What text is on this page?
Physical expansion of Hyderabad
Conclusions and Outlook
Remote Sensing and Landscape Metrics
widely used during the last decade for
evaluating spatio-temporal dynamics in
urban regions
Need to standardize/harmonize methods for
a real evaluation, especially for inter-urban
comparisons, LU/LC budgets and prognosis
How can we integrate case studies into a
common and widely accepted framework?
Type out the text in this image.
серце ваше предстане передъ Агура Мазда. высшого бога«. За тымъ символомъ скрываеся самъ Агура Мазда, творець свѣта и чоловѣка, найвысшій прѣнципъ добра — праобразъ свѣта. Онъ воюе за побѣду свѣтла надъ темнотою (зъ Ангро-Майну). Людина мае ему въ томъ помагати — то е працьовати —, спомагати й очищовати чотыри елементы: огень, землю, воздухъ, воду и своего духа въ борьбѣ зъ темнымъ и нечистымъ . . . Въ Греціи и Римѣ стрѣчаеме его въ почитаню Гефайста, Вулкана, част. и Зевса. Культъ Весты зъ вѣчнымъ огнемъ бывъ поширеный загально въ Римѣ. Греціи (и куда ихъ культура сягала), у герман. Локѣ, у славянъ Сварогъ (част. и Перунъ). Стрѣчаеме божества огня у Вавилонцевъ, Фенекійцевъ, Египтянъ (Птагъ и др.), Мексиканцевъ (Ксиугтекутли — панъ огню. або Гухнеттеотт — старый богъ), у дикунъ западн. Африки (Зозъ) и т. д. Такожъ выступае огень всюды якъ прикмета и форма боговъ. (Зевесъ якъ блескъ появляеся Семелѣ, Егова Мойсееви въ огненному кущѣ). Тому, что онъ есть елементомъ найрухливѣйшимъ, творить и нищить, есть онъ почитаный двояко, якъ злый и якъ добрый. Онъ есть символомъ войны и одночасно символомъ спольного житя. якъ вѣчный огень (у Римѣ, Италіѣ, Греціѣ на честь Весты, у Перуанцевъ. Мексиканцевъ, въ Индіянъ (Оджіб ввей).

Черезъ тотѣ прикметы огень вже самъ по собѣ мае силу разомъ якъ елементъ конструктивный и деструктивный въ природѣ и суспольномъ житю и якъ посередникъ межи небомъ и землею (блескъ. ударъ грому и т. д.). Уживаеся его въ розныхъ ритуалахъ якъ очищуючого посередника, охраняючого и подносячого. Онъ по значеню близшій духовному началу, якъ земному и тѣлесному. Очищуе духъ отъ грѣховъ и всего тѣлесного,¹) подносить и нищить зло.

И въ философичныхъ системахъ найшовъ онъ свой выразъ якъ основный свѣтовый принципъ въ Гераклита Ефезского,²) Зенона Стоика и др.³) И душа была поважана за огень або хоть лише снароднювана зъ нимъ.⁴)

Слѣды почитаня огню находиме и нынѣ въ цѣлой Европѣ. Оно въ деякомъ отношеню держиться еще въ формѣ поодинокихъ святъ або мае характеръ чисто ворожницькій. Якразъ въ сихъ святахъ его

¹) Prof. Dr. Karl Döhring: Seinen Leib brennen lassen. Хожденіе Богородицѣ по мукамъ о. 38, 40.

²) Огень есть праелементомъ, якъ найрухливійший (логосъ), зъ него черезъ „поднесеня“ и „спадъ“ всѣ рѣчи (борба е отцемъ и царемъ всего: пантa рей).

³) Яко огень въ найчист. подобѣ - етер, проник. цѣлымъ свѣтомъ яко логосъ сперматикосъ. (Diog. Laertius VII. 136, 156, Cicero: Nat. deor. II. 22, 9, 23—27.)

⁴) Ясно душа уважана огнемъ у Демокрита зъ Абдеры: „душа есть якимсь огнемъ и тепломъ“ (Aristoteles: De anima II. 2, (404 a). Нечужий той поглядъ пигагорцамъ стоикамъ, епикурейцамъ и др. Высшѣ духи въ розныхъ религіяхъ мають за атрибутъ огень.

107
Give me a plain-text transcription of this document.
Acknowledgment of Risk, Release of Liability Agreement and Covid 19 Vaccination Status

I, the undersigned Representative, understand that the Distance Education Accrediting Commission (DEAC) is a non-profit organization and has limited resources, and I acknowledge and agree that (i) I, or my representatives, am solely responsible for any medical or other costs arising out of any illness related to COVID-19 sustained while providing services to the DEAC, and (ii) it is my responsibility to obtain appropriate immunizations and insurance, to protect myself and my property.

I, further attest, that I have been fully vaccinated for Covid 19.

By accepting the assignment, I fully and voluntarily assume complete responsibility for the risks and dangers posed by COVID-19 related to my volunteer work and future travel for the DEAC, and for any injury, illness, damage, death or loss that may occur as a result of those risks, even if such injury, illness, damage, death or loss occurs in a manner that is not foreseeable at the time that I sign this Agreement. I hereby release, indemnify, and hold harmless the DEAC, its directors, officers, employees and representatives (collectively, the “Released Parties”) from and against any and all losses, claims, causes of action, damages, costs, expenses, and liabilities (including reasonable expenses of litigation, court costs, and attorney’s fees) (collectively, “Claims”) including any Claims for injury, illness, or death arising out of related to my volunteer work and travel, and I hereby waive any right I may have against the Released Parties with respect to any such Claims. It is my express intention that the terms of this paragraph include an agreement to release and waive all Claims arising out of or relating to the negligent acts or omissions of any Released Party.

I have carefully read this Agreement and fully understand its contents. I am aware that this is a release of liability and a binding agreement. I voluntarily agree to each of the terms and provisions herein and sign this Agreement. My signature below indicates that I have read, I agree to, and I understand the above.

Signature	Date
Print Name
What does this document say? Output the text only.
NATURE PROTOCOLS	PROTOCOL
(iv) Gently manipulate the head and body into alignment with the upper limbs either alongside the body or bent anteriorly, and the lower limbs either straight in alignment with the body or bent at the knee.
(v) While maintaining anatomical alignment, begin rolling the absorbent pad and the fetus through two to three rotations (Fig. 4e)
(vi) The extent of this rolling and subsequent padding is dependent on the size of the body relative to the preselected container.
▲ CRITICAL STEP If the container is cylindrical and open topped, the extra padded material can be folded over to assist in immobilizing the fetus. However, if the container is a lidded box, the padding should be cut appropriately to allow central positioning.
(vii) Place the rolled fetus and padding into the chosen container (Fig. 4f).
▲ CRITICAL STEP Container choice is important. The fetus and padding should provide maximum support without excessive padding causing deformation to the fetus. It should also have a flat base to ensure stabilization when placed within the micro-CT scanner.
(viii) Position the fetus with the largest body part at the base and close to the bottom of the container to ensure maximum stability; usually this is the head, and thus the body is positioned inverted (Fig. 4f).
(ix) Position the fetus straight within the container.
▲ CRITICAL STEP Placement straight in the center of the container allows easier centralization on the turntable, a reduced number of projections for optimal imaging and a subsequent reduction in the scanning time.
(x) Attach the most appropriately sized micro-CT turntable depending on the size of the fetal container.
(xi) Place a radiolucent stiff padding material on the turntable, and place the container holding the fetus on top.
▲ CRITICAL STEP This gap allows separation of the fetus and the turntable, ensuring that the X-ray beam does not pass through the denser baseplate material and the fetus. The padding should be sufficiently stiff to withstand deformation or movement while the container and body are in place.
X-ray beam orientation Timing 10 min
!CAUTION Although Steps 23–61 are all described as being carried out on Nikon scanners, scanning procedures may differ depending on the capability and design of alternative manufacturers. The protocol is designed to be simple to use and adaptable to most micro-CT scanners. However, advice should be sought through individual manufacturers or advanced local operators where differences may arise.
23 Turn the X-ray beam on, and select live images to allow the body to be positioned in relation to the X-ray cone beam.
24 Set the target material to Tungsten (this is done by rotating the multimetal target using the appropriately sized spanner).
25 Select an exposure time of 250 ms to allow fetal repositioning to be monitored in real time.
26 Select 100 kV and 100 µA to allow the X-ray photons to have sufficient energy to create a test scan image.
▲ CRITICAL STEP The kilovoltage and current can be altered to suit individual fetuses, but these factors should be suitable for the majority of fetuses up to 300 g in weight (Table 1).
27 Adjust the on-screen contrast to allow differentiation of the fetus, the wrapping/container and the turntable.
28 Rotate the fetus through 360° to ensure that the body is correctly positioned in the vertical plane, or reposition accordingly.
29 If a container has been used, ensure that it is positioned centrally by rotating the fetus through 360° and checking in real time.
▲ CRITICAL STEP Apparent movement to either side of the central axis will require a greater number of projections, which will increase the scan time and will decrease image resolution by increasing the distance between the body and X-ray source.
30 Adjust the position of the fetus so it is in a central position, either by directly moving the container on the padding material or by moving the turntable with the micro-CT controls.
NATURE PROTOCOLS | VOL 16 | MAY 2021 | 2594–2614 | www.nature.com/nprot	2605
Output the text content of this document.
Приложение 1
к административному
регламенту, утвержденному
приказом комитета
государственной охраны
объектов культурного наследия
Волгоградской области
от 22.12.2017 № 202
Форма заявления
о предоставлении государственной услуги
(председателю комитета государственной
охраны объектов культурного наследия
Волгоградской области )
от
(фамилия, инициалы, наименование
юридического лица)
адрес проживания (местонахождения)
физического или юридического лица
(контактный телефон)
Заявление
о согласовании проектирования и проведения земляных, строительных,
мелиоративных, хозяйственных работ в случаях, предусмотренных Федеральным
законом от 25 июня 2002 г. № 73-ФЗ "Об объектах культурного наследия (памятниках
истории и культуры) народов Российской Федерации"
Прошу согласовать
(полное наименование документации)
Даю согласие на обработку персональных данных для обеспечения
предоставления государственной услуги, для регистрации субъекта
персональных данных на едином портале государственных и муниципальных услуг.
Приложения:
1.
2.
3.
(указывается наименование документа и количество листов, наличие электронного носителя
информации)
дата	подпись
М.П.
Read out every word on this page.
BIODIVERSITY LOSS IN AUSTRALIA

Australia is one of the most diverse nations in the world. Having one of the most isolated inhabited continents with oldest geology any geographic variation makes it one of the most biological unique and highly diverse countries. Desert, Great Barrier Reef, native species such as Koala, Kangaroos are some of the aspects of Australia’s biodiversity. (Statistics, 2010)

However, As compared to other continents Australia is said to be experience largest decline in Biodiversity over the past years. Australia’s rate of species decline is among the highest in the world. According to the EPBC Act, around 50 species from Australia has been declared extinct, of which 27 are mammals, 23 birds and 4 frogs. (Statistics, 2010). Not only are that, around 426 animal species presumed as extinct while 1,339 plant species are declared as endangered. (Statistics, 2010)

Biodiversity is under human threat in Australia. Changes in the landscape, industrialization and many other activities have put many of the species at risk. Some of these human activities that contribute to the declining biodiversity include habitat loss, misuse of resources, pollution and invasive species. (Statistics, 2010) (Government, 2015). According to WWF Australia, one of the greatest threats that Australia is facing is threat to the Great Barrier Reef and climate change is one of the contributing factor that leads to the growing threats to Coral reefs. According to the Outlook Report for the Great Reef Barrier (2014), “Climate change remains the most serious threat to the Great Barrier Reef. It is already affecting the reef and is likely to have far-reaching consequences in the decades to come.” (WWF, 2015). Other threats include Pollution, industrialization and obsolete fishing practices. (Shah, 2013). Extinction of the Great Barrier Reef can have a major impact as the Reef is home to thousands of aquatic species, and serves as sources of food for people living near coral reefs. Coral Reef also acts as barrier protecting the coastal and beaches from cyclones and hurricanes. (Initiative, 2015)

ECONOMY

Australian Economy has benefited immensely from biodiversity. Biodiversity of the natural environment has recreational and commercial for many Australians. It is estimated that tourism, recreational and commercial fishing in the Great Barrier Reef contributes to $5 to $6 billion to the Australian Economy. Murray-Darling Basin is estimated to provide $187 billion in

────

__EXERCISE__. Return, from the data, each line that has the word "alignment" in it.

__RESULT FOR THIS EXERCISE__.
(iv) Gently manipulate the head and body into alignment with the upper limbs either alongside the body or bent anteriorly, and the lower limbs either straight in alignment with the body or bent at the knee.
(v) While maintaining anatomical alignment, begin rolling the absorbent pad and the fetus through two to three rotations (Fig. 4e)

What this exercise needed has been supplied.